(Items from a dataset)
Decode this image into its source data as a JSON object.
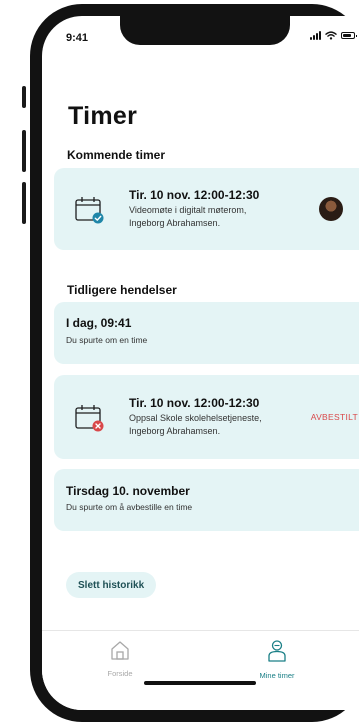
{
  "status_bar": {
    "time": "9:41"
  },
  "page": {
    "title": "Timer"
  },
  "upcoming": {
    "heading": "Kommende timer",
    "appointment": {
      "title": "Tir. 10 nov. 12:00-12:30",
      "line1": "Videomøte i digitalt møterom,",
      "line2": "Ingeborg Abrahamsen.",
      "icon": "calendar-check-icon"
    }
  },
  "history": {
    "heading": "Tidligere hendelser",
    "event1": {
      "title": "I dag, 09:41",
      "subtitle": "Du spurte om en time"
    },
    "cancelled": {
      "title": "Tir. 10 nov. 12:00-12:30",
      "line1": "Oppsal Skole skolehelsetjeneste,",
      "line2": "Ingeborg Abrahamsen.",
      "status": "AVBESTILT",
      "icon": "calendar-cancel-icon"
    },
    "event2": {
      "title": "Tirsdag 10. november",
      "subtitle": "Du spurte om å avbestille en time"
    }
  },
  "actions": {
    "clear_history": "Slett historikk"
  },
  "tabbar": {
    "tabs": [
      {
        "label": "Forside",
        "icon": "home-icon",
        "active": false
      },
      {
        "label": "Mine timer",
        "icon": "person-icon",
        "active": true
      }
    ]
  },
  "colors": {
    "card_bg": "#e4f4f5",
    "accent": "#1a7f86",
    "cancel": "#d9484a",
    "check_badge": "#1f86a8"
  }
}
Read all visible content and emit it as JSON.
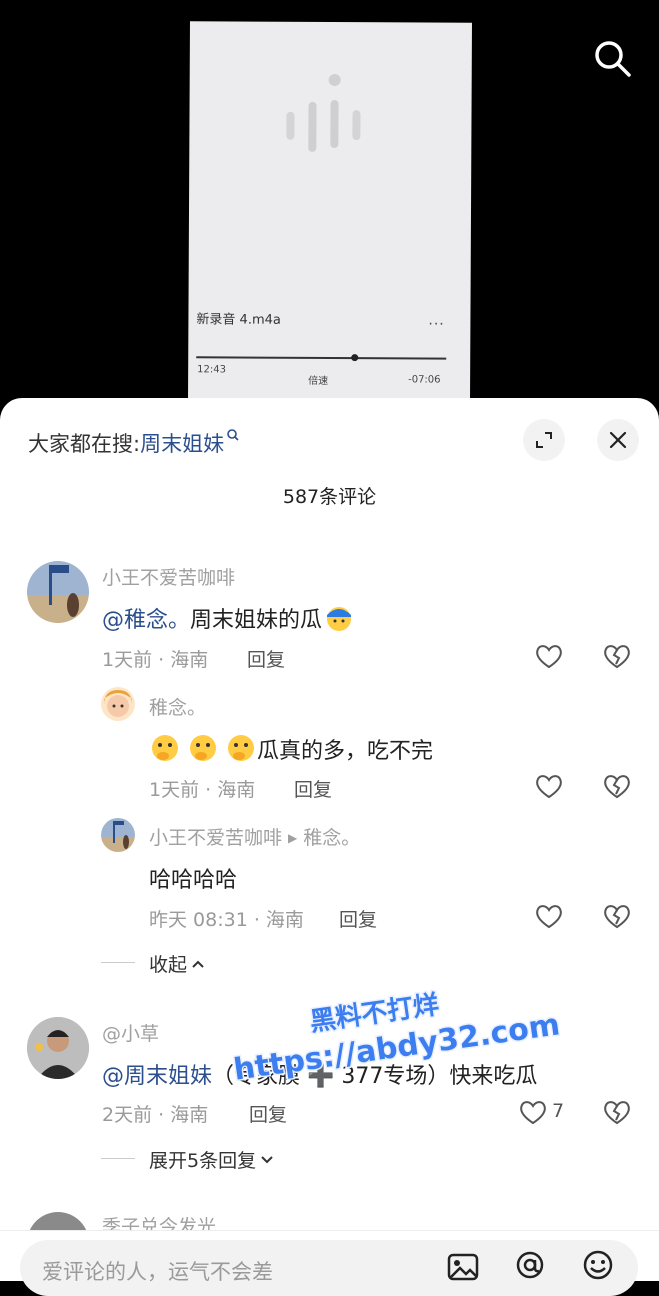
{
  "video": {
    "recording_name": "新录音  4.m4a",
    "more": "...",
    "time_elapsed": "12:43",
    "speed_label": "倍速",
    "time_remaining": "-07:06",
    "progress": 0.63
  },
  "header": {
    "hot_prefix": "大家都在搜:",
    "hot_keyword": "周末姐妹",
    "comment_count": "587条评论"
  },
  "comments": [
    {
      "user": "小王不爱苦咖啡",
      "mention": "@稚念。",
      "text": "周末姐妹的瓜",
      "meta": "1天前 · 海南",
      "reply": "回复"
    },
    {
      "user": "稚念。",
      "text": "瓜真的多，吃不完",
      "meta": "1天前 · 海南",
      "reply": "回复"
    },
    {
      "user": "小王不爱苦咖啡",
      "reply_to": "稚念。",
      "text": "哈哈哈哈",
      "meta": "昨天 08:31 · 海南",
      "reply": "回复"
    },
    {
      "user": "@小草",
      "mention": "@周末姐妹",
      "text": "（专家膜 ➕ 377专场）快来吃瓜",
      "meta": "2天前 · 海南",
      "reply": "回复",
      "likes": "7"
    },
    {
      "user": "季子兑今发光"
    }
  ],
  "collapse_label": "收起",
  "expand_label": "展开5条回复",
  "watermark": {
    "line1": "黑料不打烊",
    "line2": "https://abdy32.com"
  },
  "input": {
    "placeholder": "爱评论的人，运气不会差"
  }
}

--

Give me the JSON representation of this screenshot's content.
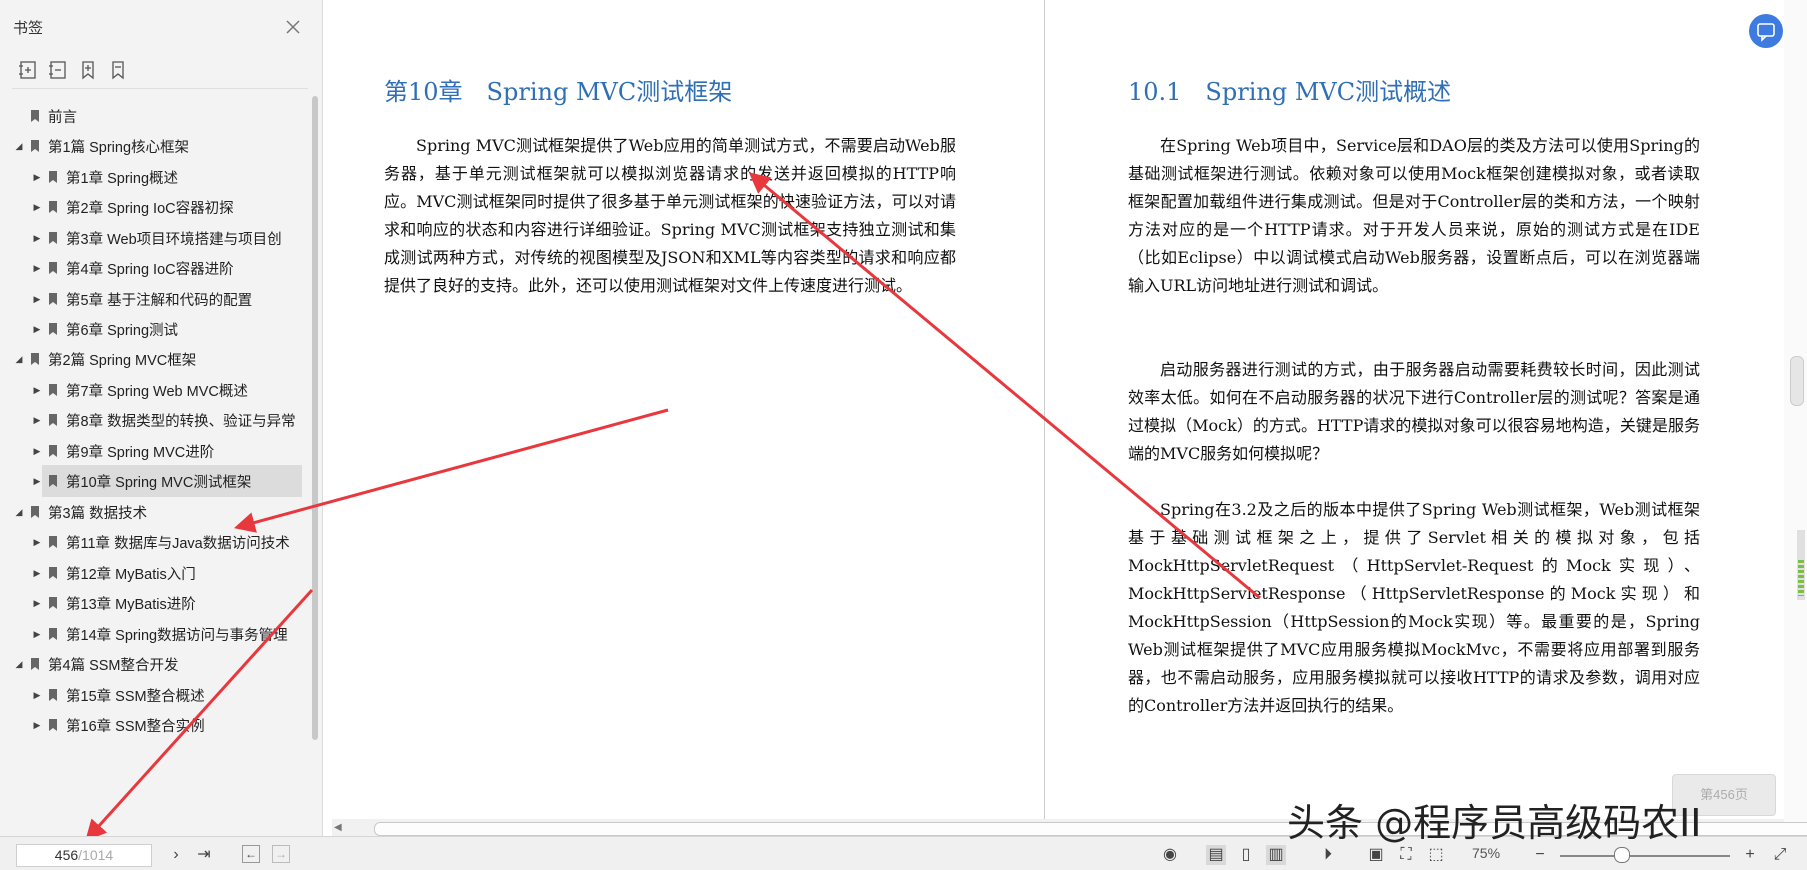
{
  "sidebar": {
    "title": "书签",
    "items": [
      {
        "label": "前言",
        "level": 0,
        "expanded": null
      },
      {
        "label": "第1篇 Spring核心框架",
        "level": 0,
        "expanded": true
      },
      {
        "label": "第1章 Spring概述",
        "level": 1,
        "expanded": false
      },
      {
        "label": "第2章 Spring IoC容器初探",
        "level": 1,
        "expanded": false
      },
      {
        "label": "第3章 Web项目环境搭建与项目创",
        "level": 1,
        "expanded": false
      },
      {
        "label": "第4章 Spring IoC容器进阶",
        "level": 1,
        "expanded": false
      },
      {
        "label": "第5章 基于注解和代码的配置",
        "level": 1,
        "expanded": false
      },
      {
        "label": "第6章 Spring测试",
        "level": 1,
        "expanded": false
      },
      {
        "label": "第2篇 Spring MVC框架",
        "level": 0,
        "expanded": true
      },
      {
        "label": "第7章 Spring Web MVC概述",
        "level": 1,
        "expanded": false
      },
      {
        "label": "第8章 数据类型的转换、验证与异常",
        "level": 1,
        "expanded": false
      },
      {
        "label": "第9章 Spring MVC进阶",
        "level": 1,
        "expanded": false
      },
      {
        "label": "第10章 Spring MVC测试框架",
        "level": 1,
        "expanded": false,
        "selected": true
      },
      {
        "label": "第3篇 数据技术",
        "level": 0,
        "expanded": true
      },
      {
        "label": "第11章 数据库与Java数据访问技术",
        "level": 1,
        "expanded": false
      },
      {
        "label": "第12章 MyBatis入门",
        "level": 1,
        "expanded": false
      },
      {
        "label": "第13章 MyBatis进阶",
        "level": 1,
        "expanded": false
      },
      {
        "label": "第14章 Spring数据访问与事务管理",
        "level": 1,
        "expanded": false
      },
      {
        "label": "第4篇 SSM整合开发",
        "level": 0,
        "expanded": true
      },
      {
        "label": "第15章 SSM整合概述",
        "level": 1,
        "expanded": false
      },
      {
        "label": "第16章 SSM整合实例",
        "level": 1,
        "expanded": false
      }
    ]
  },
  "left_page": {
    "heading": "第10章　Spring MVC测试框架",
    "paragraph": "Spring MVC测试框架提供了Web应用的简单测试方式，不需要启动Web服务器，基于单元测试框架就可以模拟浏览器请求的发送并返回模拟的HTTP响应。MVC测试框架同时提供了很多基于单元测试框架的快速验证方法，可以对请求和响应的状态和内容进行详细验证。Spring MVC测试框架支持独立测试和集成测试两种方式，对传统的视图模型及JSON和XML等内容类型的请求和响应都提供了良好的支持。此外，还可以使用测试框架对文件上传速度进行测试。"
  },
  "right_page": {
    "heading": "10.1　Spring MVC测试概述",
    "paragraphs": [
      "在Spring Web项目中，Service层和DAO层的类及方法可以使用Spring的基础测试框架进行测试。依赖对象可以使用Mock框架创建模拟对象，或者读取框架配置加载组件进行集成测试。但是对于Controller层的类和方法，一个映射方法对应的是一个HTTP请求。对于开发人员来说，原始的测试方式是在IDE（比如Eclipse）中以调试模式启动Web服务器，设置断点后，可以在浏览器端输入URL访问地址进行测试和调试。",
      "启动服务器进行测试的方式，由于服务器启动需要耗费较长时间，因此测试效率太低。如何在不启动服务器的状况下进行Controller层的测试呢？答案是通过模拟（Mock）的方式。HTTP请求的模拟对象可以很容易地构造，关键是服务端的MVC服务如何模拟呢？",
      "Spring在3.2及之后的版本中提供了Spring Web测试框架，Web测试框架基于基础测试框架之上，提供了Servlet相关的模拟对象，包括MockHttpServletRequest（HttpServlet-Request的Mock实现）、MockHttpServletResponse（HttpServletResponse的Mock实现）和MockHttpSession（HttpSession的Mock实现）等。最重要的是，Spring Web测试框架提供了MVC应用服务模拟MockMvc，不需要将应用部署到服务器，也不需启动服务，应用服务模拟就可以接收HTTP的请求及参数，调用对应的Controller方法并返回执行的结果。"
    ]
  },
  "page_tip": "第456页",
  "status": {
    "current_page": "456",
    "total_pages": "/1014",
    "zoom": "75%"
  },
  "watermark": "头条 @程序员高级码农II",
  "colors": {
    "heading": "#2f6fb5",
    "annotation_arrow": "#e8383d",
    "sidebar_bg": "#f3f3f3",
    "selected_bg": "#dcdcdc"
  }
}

**Exercise objective**.
Extract lines where the string "calendar" occurs.

**Solution to the exercise**.
      "icon": "calendar-check-icon"
      "icon": "calendar-cancel-icon"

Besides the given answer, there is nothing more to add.